» Objective: Pick out every line holding the string "fixation" and copy it.

» Extracted records:
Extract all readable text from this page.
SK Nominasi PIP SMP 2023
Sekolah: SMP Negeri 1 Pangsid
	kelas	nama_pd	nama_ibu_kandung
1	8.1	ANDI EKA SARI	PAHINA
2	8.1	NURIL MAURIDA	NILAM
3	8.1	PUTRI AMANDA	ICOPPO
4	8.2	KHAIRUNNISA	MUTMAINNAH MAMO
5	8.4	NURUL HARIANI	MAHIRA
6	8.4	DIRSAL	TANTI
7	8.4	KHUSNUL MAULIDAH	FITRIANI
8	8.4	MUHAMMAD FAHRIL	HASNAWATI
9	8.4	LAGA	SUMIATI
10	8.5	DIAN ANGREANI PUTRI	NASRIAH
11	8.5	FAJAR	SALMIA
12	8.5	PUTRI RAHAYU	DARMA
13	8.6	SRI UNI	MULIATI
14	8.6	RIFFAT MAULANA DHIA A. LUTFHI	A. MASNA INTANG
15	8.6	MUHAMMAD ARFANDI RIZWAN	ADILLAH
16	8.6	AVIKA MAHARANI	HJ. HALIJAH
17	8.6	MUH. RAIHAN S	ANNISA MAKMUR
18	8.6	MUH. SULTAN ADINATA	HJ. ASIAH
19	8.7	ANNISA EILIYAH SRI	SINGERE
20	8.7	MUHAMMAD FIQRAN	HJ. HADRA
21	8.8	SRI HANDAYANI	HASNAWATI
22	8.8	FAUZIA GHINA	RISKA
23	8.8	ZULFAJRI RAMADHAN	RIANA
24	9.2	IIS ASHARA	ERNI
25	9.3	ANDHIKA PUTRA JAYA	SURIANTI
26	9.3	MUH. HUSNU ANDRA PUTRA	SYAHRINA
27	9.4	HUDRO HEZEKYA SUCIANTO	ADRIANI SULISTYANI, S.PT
==
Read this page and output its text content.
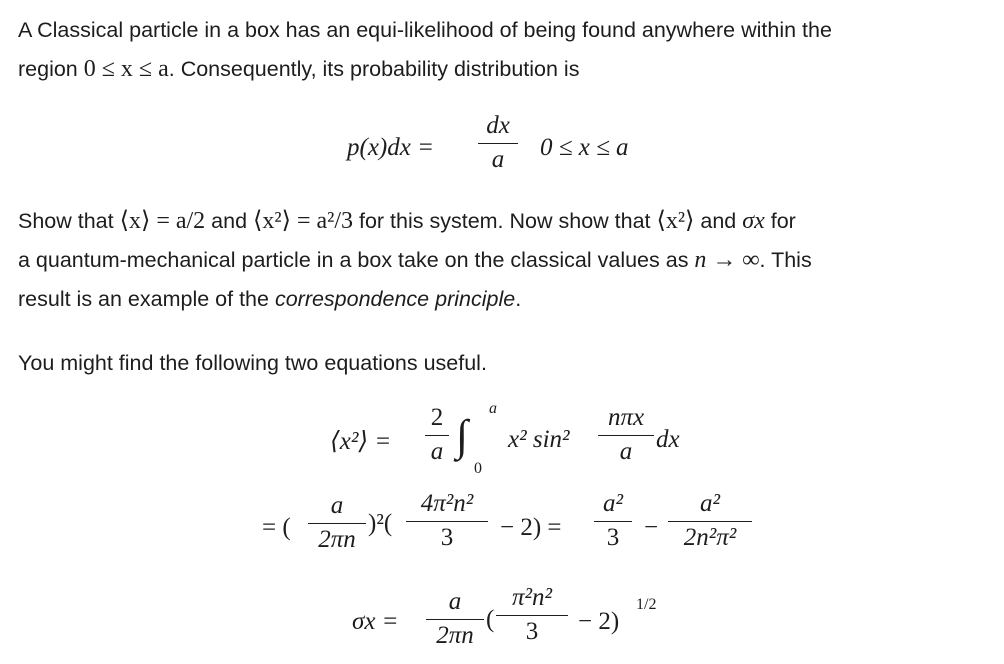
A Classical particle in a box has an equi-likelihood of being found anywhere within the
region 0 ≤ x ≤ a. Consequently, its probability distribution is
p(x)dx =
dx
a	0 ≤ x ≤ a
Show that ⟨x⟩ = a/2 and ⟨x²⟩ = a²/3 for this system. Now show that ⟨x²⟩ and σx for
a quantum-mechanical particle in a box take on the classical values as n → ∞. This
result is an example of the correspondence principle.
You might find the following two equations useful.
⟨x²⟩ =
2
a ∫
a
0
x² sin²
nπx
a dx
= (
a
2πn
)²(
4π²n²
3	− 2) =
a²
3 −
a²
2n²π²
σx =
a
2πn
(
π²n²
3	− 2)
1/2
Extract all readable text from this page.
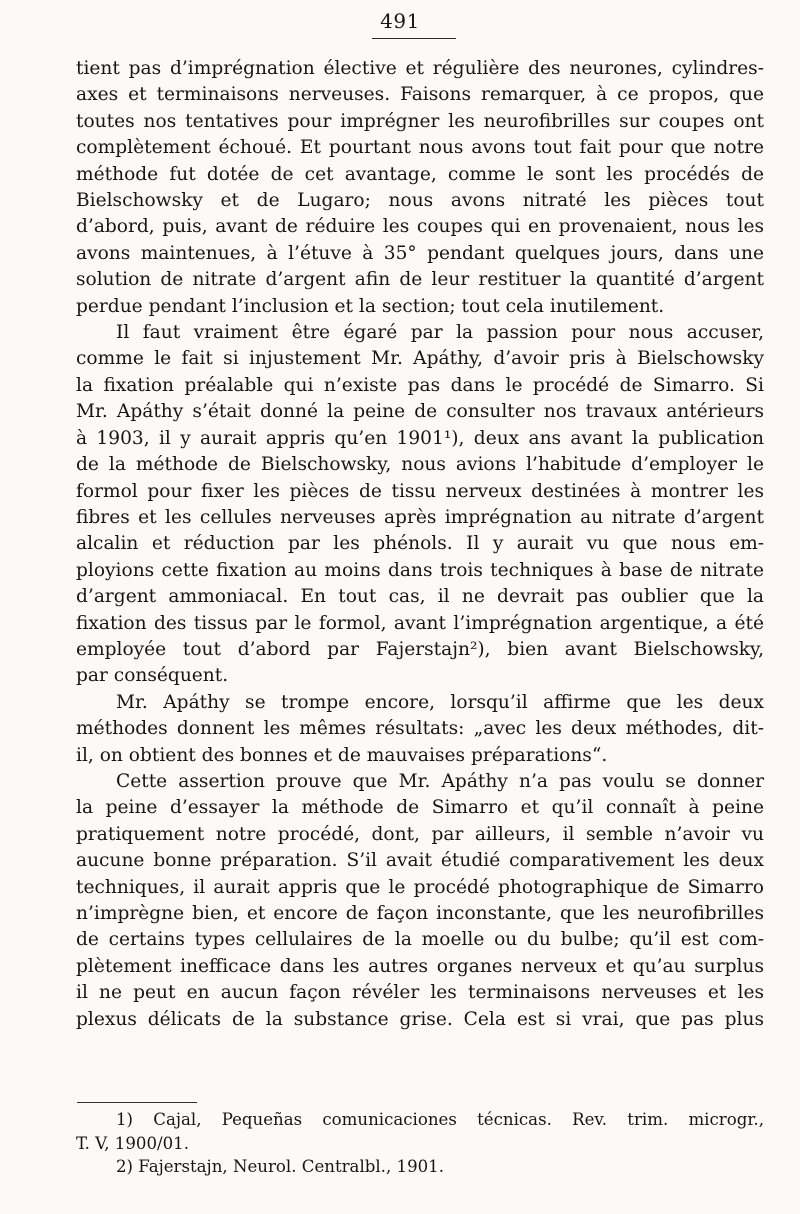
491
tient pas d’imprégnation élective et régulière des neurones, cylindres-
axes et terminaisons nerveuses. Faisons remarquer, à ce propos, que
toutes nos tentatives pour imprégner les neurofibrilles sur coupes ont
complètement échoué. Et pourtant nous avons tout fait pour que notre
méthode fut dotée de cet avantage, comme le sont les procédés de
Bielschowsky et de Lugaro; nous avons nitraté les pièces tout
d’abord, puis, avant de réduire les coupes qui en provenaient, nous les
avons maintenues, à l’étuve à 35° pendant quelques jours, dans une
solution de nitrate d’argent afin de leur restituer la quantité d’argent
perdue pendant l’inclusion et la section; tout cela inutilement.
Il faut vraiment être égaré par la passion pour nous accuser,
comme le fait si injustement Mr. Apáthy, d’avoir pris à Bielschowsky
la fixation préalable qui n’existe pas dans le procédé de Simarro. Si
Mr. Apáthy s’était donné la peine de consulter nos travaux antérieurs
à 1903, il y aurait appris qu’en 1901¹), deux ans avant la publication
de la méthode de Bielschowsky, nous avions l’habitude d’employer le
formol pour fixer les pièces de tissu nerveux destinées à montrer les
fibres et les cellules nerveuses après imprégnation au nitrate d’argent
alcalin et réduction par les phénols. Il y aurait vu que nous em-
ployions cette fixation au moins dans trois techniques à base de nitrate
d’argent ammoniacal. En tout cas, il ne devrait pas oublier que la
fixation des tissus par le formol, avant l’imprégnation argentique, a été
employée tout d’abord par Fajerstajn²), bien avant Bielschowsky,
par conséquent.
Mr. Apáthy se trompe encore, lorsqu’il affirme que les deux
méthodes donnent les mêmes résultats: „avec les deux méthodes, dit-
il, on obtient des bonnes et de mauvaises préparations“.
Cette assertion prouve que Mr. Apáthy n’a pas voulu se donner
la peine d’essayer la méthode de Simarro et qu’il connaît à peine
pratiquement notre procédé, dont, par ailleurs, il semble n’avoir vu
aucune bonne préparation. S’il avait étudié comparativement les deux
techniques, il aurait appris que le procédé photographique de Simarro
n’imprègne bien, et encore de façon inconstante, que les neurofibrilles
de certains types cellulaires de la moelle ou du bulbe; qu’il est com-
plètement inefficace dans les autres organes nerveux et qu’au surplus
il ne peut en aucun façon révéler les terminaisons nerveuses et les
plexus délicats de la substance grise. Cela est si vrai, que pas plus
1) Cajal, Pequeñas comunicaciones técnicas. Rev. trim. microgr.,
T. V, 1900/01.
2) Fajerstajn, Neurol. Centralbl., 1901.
--
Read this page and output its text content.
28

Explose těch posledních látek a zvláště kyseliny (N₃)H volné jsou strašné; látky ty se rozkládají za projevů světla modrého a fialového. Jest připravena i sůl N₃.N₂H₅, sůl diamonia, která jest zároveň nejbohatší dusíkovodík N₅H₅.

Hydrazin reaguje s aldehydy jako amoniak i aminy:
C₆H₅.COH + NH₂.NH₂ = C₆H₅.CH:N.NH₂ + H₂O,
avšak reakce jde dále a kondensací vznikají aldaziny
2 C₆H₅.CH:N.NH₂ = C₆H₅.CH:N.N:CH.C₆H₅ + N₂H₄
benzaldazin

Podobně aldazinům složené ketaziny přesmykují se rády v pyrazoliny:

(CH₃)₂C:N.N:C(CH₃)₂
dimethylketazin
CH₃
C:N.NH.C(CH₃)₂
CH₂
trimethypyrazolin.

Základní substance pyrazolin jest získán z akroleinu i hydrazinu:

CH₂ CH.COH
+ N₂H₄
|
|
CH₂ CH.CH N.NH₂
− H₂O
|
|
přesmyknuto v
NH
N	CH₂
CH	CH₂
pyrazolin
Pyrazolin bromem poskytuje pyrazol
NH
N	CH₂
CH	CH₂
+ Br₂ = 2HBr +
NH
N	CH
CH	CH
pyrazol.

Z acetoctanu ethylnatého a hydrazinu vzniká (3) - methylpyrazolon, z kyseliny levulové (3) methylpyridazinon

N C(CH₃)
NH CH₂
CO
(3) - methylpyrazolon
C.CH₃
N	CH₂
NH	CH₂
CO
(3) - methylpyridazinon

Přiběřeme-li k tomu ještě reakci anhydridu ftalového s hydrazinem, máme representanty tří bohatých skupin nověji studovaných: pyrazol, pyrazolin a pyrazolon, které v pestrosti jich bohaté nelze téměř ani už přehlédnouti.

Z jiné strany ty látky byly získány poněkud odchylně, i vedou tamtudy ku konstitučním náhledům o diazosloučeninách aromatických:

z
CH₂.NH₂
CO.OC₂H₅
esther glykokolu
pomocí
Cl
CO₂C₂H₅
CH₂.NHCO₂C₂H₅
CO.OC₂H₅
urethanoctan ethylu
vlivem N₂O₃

» Answer in full:
la fixation préalable qui n’existe pas dans le procédé de Simarro. Si
ployions cette fixation au moins dans trois techniques à base de nitrate
fixation des tissus par le formol, avant l’imprégnation argentique, a été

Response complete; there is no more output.